(Extracted data entries)
»»
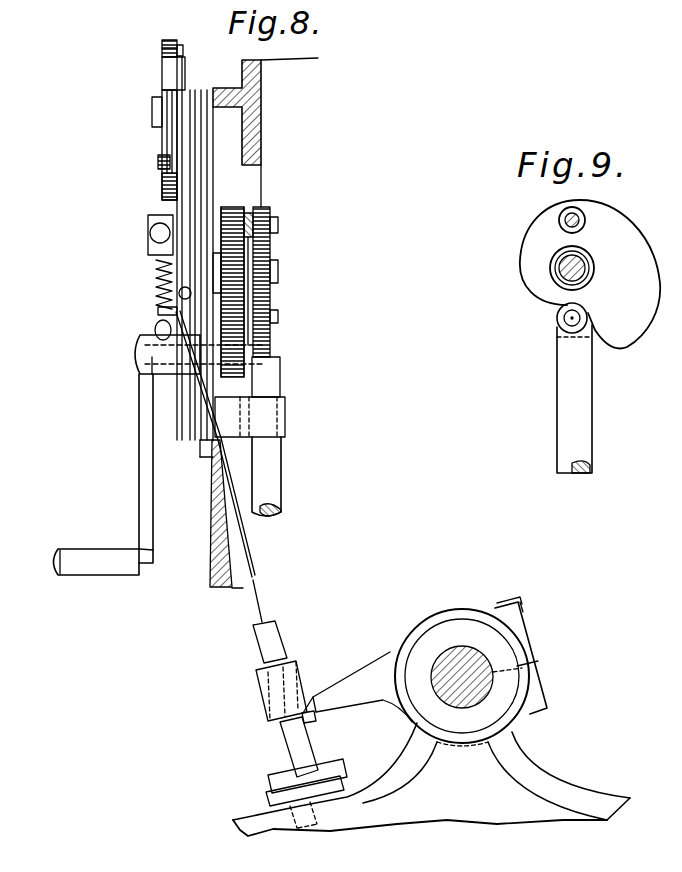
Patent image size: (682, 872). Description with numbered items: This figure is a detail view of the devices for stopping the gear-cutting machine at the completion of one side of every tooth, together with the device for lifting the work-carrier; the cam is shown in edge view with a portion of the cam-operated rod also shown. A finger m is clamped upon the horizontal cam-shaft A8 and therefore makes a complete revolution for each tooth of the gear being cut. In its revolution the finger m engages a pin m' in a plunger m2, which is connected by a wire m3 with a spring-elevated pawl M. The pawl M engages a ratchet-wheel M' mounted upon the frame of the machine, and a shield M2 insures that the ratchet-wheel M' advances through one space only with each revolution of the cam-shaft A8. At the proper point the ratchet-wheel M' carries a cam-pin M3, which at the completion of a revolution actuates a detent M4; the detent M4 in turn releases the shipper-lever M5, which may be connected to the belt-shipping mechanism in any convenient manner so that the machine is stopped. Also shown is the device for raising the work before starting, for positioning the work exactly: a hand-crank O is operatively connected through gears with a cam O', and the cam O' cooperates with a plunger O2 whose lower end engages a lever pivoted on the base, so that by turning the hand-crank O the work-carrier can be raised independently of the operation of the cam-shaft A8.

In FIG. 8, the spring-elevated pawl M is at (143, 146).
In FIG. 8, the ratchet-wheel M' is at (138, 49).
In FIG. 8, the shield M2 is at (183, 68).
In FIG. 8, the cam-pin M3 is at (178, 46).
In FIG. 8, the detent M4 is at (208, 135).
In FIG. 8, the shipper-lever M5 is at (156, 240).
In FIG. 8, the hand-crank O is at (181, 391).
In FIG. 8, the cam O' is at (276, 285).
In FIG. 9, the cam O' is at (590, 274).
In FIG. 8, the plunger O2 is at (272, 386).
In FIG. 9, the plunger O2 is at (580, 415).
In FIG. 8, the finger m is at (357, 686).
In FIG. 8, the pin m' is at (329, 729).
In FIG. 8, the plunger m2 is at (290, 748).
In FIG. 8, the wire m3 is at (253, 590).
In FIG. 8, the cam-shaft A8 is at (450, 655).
««
Task. Reproduce these lines word for word, omitting the picture.

Exercise response.
Patent image size: (682, 872). Description with numbered items: This figure is a detail view of the devices for stopping the gear-cutting machine at the completion of one side of every tooth, together with the device for lifting the work-carrier; the cam is shown in edge view with a portion of the cam-operated rod also shown. A finger m is clamped upon the horizontal cam-shaft A8 and therefore makes a complete revolution for each tooth of the gear being cut. In its revolution the finger m engages a pin m' in a plunger m2, which is connected by a wire m3 with a spring-elevated pawl M. The pawl M engages a ratchet-wheel M' mounted upon the frame of the machine, and a shield M2 insures that the ratchet-wheel M' advances through one space only with each revolution of the cam-shaft A8. At the proper point the ratchet-wheel M' carries a cam-pin M3, which at the completion of a revolution actuates a detent M4; the detent M4 in turn releases the shipper-lever M5, which may be connected to the belt-shipping mechanism in any convenient manner so that the machine is stopped. Also shown is the device for raising the work before starting, for positioning the work exactly: a hand-crank O is operatively connected through gears with a cam O', and the cam O' cooperates with a plunger O2 whose lower end engages a lever pivoted on the base, so that by turning the hand-crank O the work-carrier can be raised independently of the operation of the cam-shaft A8.

In FIG. 8, the spring-elevated pawl M is at (143, 146).
In FIG. 8, the ratchet-wheel M' is at (138, 49).
In FIG. 8, the shield M2 is at (183, 68).
In FIG. 8, the cam-pin M3 is at (178, 46).
In FIG. 8, the detent M4 is at (208, 135).
In FIG. 8, the shipper-lever M5 is at (156, 240).
In FIG. 8, the hand-crank O is at (181, 391).
In FIG. 8, the cam O' is at (276, 285).
In FIG. 9, the cam O' is at (590, 274).
In FIG. 8, the plunger O2 is at (272, 386).
In FIG. 9, the plunger O2 is at (580, 415).
In FIG. 8, the finger m is at (357, 686).
In FIG. 8, the pin m' is at (329, 729).
In FIG. 8, the plunger m2 is at (290, 748).
In FIG. 8, the wire m3 is at (253, 590).
In FIG. 8, the cam-shaft A8 is at (450, 655).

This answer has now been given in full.